**Data to use:**
>> Begin

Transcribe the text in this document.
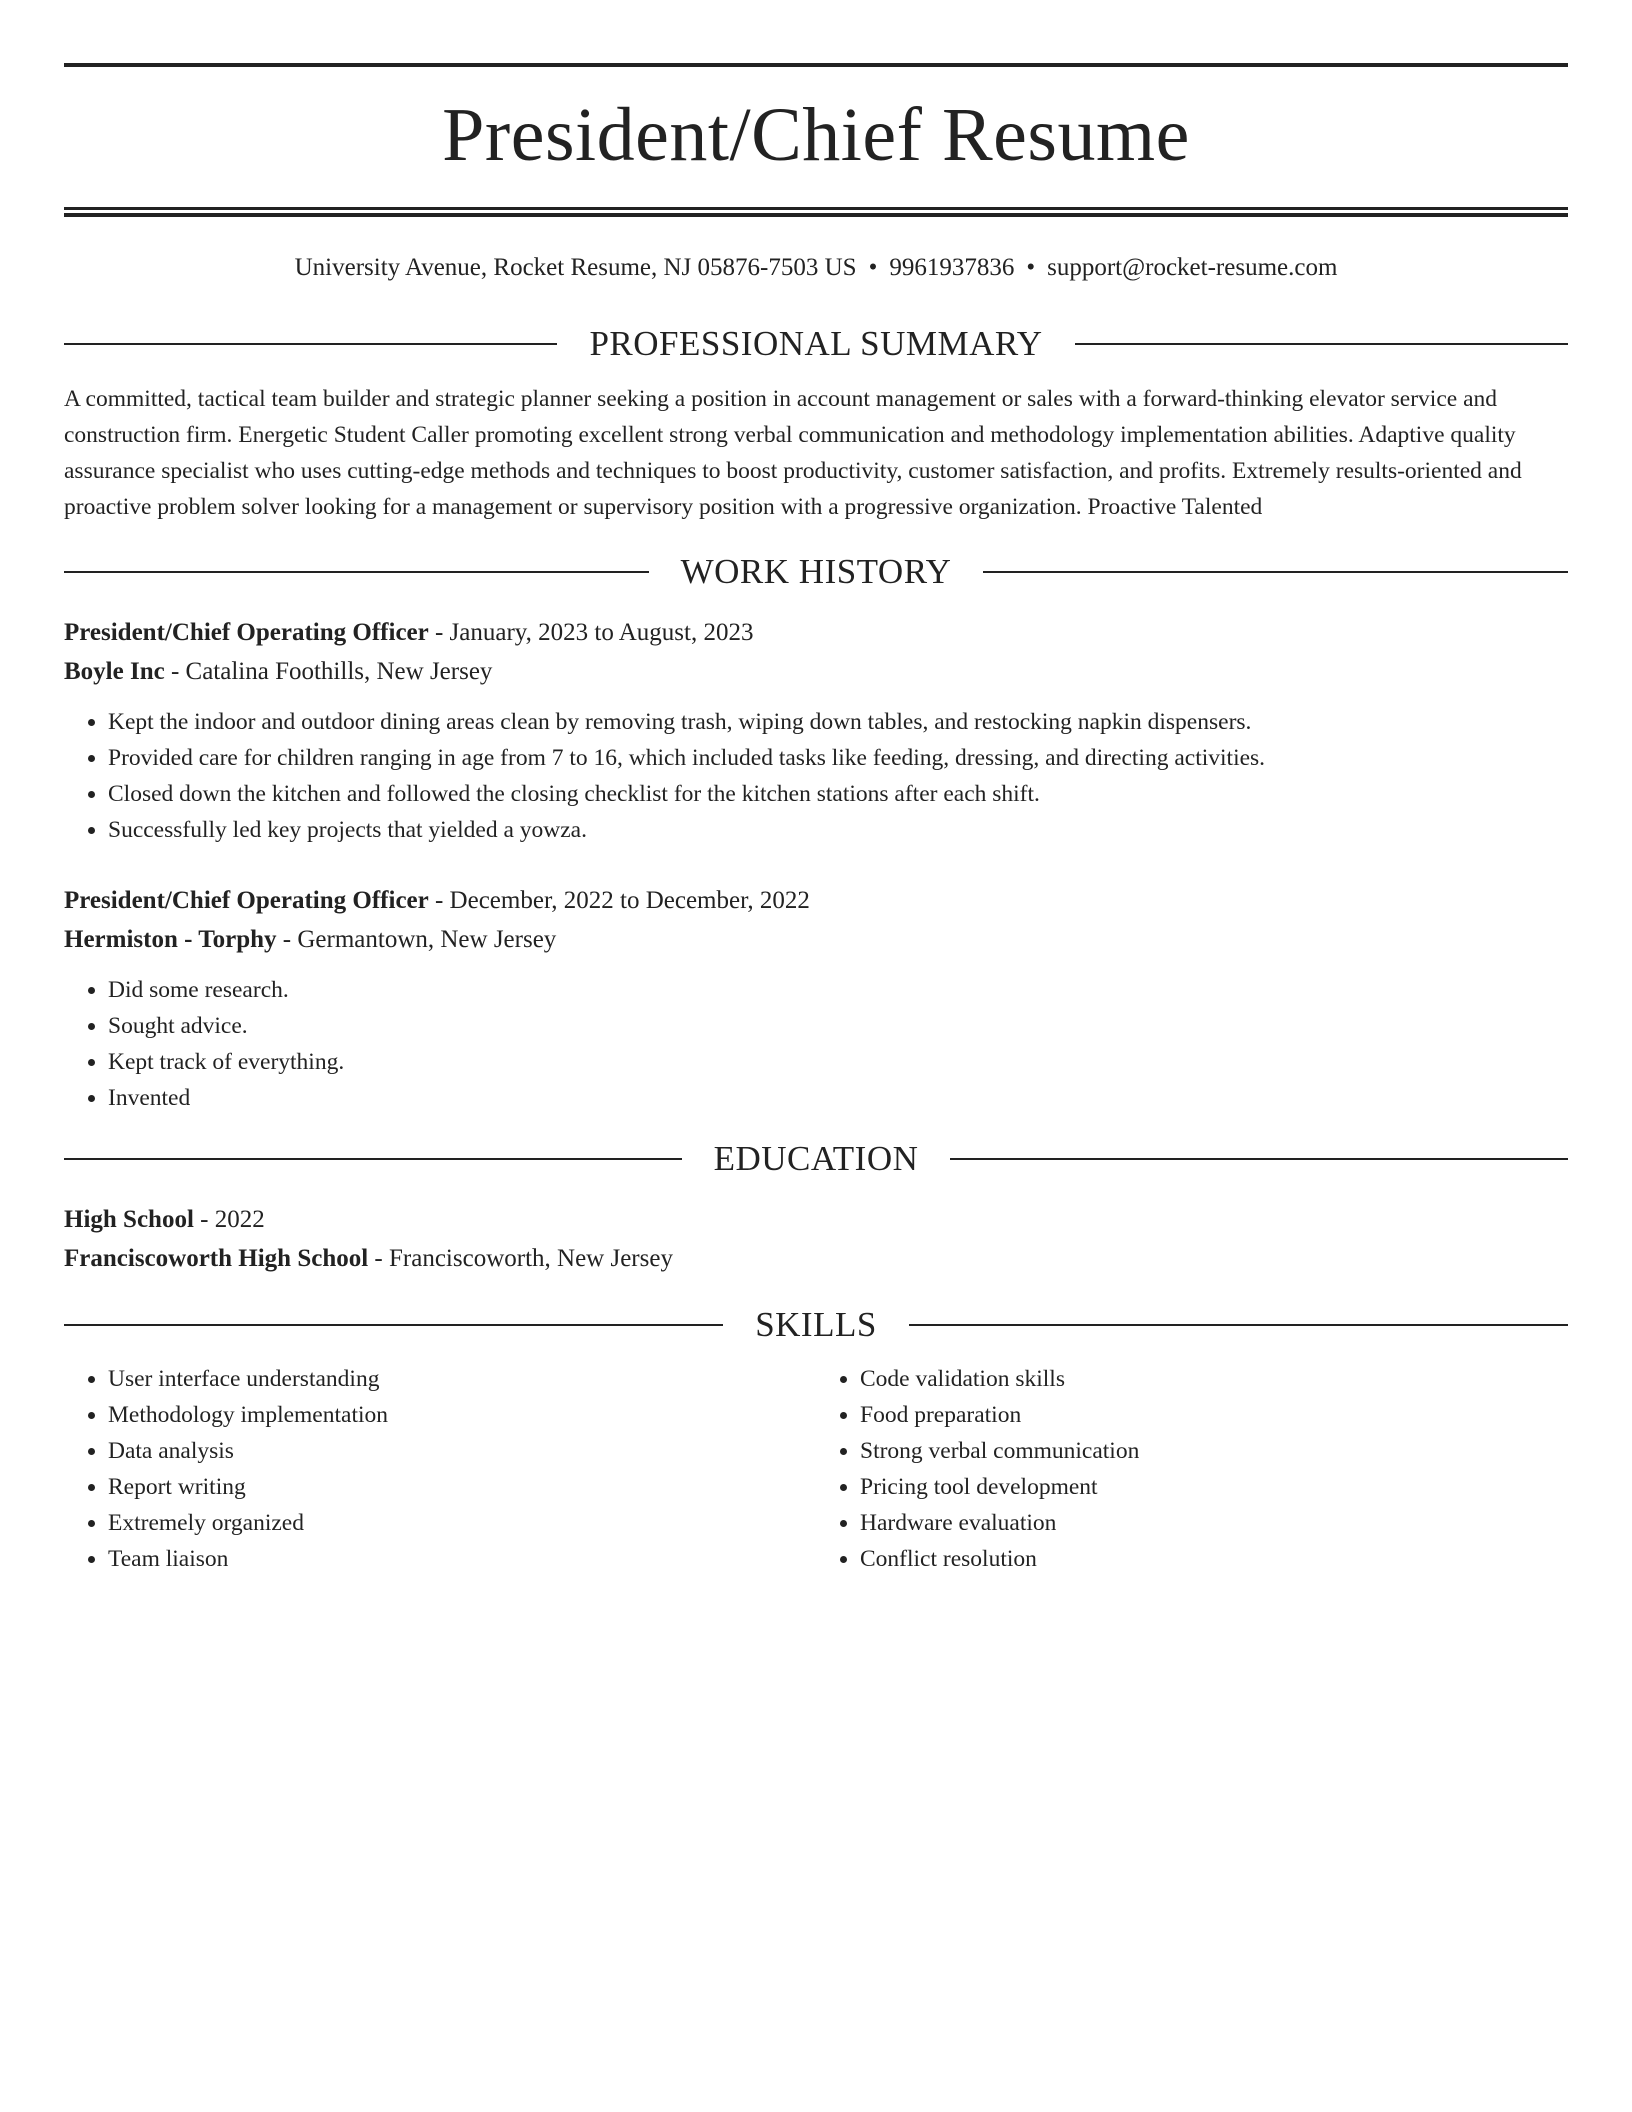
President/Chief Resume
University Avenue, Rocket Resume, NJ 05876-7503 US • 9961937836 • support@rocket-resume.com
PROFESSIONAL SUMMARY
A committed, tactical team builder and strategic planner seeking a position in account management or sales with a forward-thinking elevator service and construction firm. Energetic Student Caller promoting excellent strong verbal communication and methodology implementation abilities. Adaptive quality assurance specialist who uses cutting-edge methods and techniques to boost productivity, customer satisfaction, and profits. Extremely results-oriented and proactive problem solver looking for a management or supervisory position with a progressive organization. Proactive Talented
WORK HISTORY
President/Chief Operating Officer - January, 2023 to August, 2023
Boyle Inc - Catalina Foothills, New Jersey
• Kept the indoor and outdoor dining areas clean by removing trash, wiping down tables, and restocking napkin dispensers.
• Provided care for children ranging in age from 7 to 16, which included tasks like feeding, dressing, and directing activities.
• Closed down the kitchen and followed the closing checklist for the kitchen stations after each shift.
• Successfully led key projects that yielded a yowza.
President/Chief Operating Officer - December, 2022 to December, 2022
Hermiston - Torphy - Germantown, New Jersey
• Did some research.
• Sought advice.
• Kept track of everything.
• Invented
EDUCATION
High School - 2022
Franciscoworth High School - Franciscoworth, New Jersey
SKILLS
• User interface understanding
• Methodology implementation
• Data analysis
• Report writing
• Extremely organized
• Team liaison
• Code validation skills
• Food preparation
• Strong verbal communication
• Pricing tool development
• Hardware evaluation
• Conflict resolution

>> End

**Problem to work on:**
Which lines contain the word "implementation"? Copy each one.

**Finished answer:**
A committed, tactical team builder and strategic planner seeking a position in account management or sales with a forward-thinking elevator service and construction firm. Energetic Student Caller promoting excellent strong verbal communication and methodology implementation abilities. Adaptive quality assurance specialist who uses cutting-edge methods and techniques to boost productivity, customer satisfaction, and profits. Extremely results-oriented and proactive problem solver looking for a management or supervisory position with a progressive organization. Proactive Talented
• Methodology implementation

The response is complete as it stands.